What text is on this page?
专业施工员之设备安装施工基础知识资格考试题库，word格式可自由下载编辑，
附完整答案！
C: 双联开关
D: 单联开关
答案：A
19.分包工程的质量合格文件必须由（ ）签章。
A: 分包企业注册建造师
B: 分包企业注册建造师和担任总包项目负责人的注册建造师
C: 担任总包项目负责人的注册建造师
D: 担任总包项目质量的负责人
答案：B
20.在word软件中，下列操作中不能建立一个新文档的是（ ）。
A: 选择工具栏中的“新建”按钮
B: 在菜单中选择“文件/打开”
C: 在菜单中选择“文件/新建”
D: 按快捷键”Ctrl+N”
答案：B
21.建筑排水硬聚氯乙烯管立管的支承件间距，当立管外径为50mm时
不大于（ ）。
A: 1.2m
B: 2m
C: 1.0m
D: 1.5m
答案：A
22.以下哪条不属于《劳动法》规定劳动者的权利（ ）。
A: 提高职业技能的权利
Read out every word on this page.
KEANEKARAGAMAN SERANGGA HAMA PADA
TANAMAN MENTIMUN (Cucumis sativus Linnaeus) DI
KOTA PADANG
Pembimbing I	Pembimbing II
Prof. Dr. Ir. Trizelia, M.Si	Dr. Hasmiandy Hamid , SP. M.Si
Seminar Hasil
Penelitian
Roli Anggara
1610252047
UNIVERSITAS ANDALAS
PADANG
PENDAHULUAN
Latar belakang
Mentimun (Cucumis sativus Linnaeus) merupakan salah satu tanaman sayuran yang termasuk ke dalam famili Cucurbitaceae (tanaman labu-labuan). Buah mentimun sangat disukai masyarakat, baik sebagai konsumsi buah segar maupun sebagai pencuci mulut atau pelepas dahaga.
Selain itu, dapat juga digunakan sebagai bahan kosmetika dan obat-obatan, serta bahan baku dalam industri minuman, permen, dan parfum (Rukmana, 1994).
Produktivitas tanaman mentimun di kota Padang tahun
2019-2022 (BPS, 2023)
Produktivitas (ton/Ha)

______________________________

Retype every entry above, word for word.

**Reply**
What text is on this page?
专业施工员之设备安装施工基础知识资格考试题库，word格式可自由下载编辑，
附完整答案！
C: 双联开关
D: 单联开关
答案：A
19.分包工程的质量合格文件必须由（ ）签章。
A: 分包企业注册建造师
B: 分包企业注册建造师和担任总包项目负责人的注册建造师
C: 担任总包项目负责人的注册建造师
D: 担任总包项目质量的负责人
答案：B
20.在word软件中，下列操作中不能建立一个新文档的是（ ）。
A: 选择工具栏中的“新建”按钮
B: 在菜单中选择“文件/打开”
C: 在菜单中选择“文件/新建”
D: 按快捷键”Ctrl+N”
答案：B
21.建筑排水硬聚氯乙烯管立管的支承件间距，当立管外径为50mm时
不大于（ ）。
A: 1.2m
B: 2m
C: 1.0m
D: 1.5m
答案：A
22.以下哪条不属于《劳动法》规定劳动者的权利（ ）。
A: 提高职业技能的权利
Read out every word on this page.
KEANEKARAGAMAN SERANGGA HAMA PADA
TANAMAN MENTIMUN (Cucumis sativus Linnaeus) DI
KOTA PADANG
Pembimbing I	Pembimbing II
Prof. Dr. Ir. Trizelia, M.Si	Dr. Hasmiandy Hamid , SP. M.Si
Seminar Hasil
Penelitian
Roli Anggara
1610252047
UNIVERSITAS ANDALAS
PADANG
PENDAHULUAN
Latar belakang
Mentimun (Cucumis sativus Linnaeus) merupakan salah satu tanaman sayuran yang termasuk ke dalam famili Cucurbitaceae (tanaman labu-labuan). Buah mentimun sangat disukai masyarakat, baik sebagai konsumsi buah segar maupun sebagai pencuci mulut atau pelepas dahaga.
Selain itu, dapat juga digunakan sebagai bahan kosmetika dan obat-obatan, serta bahan baku dalam industri minuman, permen, dan parfum (Rukmana, 1994).
Produktivitas tanaman mentimun di kota Padang tahun
2019-2022 (BPS, 2023)
Produktivitas (ton/Ha)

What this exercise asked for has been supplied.